WHAT TO WORK ON –
Edit the lines below so that each occurrence of "Jai Shree Krishna (2nd Floor)" becomes "Home Network". Keep everything else the same.

— begin WORKING DATA —

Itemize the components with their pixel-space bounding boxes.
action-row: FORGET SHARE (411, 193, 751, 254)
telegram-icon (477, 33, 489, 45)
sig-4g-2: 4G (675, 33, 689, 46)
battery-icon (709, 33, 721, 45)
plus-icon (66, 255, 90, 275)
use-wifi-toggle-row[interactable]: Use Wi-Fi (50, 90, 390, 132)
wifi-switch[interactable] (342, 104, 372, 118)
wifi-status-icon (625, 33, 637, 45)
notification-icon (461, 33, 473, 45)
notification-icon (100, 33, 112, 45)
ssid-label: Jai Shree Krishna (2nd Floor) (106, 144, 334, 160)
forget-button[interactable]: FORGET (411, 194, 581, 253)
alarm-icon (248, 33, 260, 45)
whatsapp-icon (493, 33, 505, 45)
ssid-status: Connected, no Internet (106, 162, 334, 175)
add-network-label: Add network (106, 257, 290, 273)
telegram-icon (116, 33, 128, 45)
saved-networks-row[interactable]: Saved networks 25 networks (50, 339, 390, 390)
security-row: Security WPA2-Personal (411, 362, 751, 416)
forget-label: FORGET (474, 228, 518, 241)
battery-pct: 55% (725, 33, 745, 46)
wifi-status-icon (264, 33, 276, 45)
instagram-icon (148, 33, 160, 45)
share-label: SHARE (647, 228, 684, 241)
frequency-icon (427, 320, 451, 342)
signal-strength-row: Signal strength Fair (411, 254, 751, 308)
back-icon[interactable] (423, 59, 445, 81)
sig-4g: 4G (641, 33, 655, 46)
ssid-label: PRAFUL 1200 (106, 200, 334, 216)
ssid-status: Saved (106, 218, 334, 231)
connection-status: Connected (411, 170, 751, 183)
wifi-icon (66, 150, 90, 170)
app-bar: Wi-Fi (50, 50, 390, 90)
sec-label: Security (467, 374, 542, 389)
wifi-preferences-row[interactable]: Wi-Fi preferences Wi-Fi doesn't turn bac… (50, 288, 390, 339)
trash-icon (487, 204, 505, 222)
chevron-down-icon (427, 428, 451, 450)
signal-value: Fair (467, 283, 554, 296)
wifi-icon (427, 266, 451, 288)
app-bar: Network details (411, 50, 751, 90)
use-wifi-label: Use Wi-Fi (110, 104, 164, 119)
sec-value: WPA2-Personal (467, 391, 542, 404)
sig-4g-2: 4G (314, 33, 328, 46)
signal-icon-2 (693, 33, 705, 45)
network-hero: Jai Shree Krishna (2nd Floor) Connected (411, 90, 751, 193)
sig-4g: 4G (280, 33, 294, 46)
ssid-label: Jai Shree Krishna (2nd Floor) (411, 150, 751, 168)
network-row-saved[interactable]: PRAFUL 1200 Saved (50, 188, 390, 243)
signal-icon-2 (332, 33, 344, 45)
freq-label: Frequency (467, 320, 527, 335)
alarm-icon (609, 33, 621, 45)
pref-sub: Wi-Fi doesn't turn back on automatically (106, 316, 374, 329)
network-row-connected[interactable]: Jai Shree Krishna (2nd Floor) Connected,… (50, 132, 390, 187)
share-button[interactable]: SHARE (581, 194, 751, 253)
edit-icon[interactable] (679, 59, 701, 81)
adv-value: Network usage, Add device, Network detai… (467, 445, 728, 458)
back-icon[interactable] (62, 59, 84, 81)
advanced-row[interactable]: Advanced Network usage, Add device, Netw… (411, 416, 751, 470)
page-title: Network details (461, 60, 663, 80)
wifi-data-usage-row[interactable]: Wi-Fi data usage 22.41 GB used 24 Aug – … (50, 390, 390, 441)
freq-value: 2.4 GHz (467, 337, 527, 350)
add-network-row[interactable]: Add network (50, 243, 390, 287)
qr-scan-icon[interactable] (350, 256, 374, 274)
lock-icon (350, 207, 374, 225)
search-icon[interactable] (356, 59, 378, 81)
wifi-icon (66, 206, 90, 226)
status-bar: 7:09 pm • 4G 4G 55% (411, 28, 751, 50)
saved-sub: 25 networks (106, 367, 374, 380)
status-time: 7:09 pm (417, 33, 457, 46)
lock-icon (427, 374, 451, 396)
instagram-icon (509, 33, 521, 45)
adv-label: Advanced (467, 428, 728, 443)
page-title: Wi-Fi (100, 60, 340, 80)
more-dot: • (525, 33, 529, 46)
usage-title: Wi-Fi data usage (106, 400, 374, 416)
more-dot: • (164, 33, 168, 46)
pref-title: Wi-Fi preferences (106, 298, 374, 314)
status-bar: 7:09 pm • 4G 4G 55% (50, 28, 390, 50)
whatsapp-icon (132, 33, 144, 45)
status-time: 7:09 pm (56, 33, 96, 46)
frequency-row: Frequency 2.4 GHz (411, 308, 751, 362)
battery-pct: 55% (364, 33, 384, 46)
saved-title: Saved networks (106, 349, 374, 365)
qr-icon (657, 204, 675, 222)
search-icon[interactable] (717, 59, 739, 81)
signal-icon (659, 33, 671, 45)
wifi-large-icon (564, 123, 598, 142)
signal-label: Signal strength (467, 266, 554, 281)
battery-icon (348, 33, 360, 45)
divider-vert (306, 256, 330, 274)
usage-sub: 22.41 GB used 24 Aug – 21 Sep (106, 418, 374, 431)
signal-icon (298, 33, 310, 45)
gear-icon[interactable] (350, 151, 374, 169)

— end WORKING DATA —

RIGHT ANSWER –
Itemize the components with their pixel-space bounding boxes.
action-row: FORGET SHARE (411, 193, 751, 254)
telegram-icon (477, 33, 489, 45)
sig-4g-2: 4G (675, 33, 689, 46)
battery-icon (709, 33, 721, 45)
plus-icon (66, 255, 90, 275)
use-wifi-toggle-row[interactable]: Use Wi-Fi (50, 90, 390, 132)
wifi-switch[interactable] (342, 104, 372, 118)
wifi-status-icon (625, 33, 637, 45)
notification-icon (461, 33, 473, 45)
notification-icon (100, 33, 112, 45)
ssid-label: Home Network (106, 144, 334, 160)
forget-button[interactable]: FORGET (411, 194, 581, 253)
alarm-icon (248, 33, 260, 45)
whatsapp-icon (493, 33, 505, 45)
ssid-status: Connected, no Internet (106, 162, 334, 175)
add-network-label: Add network (106, 257, 290, 273)
telegram-icon (116, 33, 128, 45)
saved-networks-row[interactable]: Saved networks 25 networks (50, 339, 390, 390)
security-row: Security WPA2-Personal (411, 362, 751, 416)
forget-label: FORGET (474, 228, 518, 241)
battery-pct: 55% (725, 33, 745, 46)
wifi-status-icon (264, 33, 276, 45)
instagram-icon (148, 33, 160, 45)
share-label: SHARE (647, 228, 684, 241)
frequency-icon (427, 320, 451, 342)
signal-strength-row: Signal strength Fair (411, 254, 751, 308)
back-icon[interactable] (423, 59, 445, 81)
sig-4g: 4G (641, 33, 655, 46)
ssid-label: PRAFUL 1200 (106, 200, 334, 216)
ssid-status: Saved (106, 218, 334, 231)
connection-status: Connected (411, 170, 751, 183)
wifi-icon (66, 150, 90, 170)
app-bar: Wi-Fi (50, 50, 390, 90)
sec-label: Security (467, 374, 542, 389)
wifi-preferences-row[interactable]: Wi-Fi preferences Wi-Fi doesn't turn bac… (50, 288, 390, 339)
trash-icon (487, 204, 505, 222)
chevron-down-icon (427, 428, 451, 450)
signal-value: Fair (467, 283, 554, 296)
wifi-icon (427, 266, 451, 288)
app-bar: Network details (411, 50, 751, 90)
use-wifi-label: Use Wi-Fi (110, 104, 164, 119)
sec-value: WPA2-Personal (467, 391, 542, 404)
sig-4g-2: 4G (314, 33, 328, 46)
signal-icon-2 (693, 33, 705, 45)
network-hero: Home Network Connected (411, 90, 751, 193)
sig-4g: 4G (280, 33, 294, 46)
ssid-label: Home Network (411, 150, 751, 168)
network-row-saved[interactable]: PRAFUL 1200 Saved (50, 188, 390, 243)
signal-icon-2 (332, 33, 344, 45)
freq-label: Frequency (467, 320, 527, 335)
alarm-icon (609, 33, 621, 45)
pref-sub: Wi-Fi doesn't turn back on automatically (106, 316, 374, 329)
network-row-connected[interactable]: Home Network Connected,… (50, 132, 390, 187)
share-button[interactable]: SHARE (581, 194, 751, 253)
edit-icon[interactable] (679, 59, 701, 81)
adv-value: Network usage, Add device, Network detai… (467, 445, 728, 458)
back-icon[interactable] (62, 59, 84, 81)
advanced-row[interactable]: Advanced Network usage, Add device, Netw… (411, 416, 751, 470)
page-title: Network details (461, 60, 663, 80)
wifi-data-usage-row[interactable]: Wi-Fi data usage 22.41 GB used 24 Aug – … (50, 390, 390, 441)
freq-value: 2.4 GHz (467, 337, 527, 350)
add-network-row[interactable]: Add network (50, 243, 390, 287)
qr-scan-icon[interactable] (350, 256, 374, 274)
lock-icon (350, 207, 374, 225)
search-icon[interactable] (356, 59, 378, 81)
wifi-icon (66, 206, 90, 226)
status-bar: 7:09 pm • 4G 4G 55% (411, 28, 751, 50)
saved-sub: 25 networks (106, 367, 374, 380)
status-time: 7:09 pm (417, 33, 457, 46)
lock-icon (427, 374, 451, 396)
instagram-icon (509, 33, 521, 45)
adv-label: Advanced (467, 428, 728, 443)
page-title: Wi-Fi (100, 60, 340, 80)
more-dot: • (525, 33, 529, 46)
usage-title: Wi-Fi data usage (106, 400, 374, 416)
more-dot: • (164, 33, 168, 46)
pref-title: Wi-Fi preferences (106, 298, 374, 314)
status-bar: 7:09 pm • 4G 4G 55% (50, 28, 390, 50)
whatsapp-icon (132, 33, 144, 45)
status-time: 7:09 pm (56, 33, 96, 46)
frequency-row: Frequency 2.4 GHz (411, 308, 751, 362)
battery-pct: 55% (364, 33, 384, 46)
saved-title: Saved networks (106, 349, 374, 365)
qr-icon (657, 204, 675, 222)
search-icon[interactable] (717, 59, 739, 81)
signal-icon (659, 33, 671, 45)
wifi-large-icon (564, 123, 598, 142)
signal-label: Signal strength (467, 266, 554, 281)
battery-icon (348, 33, 360, 45)
divider-vert (306, 256, 330, 274)
usage-sub: 22.41 GB used 24 Aug – 21 Sep (106, 418, 374, 431)
signal-icon (298, 33, 310, 45)
gear-icon[interactable] (350, 151, 374, 169)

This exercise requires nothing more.